Task details
Copy out all the records, word for word.

Input
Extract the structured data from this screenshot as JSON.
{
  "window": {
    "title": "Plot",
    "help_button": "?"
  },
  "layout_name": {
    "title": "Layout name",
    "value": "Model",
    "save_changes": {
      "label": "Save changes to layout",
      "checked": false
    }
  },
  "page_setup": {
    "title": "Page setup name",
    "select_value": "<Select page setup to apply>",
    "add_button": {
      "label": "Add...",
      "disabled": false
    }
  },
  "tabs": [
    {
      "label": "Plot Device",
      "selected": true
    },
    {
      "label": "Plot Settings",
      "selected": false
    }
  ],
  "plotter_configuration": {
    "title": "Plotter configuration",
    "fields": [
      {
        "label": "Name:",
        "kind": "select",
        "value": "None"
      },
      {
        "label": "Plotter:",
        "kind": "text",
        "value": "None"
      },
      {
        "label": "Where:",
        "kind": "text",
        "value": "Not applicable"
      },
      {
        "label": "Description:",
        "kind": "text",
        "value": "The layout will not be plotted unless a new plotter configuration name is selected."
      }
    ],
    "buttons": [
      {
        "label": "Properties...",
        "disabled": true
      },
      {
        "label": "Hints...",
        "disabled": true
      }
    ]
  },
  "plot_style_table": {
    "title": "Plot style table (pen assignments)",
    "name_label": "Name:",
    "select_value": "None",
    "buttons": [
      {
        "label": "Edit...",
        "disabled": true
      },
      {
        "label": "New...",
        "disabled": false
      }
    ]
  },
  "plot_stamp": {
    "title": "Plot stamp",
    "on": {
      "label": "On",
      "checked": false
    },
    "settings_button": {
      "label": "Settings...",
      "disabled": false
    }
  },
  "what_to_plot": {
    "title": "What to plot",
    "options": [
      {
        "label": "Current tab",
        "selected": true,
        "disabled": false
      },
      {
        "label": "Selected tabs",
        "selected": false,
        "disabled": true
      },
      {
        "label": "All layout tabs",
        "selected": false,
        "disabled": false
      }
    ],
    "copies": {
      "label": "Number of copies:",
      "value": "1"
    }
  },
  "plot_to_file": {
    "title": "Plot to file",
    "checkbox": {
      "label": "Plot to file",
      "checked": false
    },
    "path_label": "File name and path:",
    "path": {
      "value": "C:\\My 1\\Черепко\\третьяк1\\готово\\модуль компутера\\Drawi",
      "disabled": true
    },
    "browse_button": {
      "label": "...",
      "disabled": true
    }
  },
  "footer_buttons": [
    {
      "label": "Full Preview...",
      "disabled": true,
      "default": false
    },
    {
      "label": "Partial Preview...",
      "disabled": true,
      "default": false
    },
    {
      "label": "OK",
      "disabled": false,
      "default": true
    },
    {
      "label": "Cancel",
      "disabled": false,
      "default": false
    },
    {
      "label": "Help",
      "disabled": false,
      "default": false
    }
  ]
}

Exercise answer
Extract the structured data from this screenshot as JSON.
{
  "window": {
    "title": "Plot",
    "help_button": "?"
  },
  "layout_name": {
    "title": "Layout name",
    "value": "Model",
    "save_changes": {
      "label": "Save changes to layout",
      "checked": false
    }
  },
  "page_setup": {
    "title": "Page setup name",
    "select_value": "<Select page setup to apply>",
    "add_button": {
      "label": "Add...",
      "disabled": false
    }
  },
  "tabs": [
    {
      "label": "Plot Device",
      "selected": true
    },
    {
      "label": "Plot Settings",
      "selected": false
    }
  ],
  "plotter_configuration": {
    "title": "Plotter configuration",
    "fields": [
      {
        "label": "Name:",
        "kind": "select",
        "value": "None"
      },
      {
        "label": "Plotter:",
        "kind": "text",
        "value": "None"
      },
      {
        "label": "Where:",
        "kind": "text",
        "value": "Not applicable"
      },
      {
        "label": "Description:",
        "kind": "text",
        "value": "The layout will not be plotted unless a new plotter configuration name is selected."
      }
    ],
    "buttons": [
      {
        "label": "Properties...",
        "disabled": true
      },
      {
        "label": "Hints...",
        "disabled": true
      }
    ]
  },
  "plot_style_table": {
    "title": "Plot style table (pen assignments)",
    "name_label": "Name:",
    "select_value": "None",
    "buttons": [
      {
        "label": "Edit...",
        "disabled": true
      },
      {
        "label": "New...",
        "disabled": false
      }
    ]
  },
  "plot_stamp": {
    "title": "Plot stamp",
    "on": {
      "label": "On",
      "checked": false
    },
    "settings_button": {
      "label": "Settings...",
      "disabled": false
    }
  },
  "what_to_plot": {
    "title": "What to plot",
    "options": [
      {
        "label": "Current tab",
        "selected": true,
        "disabled": false
      },
      {
        "label": "Selected tabs",
        "selected": false,
        "disabled": true
      },
      {
        "label": "All layout tabs",
        "selected": false,
        "disabled": false
      }
    ],
    "copies": {
      "label": "Number of copies:",
      "value": "1"
    }
  },
  "plot_to_file": {
    "title": "Plot to file",
    "checkbox": {
      "label": "Plot to file",
      "checked": false
    },
    "path_label": "File name and path:",
    "path": {
      "value": "C:\\My 1\\Черепко\\третьяк1\\готово\\модуль компутера\\Drawi",
      "disabled": true
    },
    "browse_button": {
      "label": "...",
      "disabled": true
    }
  },
  "footer_buttons": [
    {
      "label": "Full Preview...",
      "disabled": true,
      "default": false
    },
    {
      "label": "Partial Preview...",
      "disabled": true,
      "default": false
    },
    {
      "label": "OK",
      "disabled": false,
      "default": true
    },
    {
      "label": "Cancel",
      "disabled": false,
      "default": false
    },
    {
      "label": "Help",
      "disabled": false,
      "default": false
    }
  ]
}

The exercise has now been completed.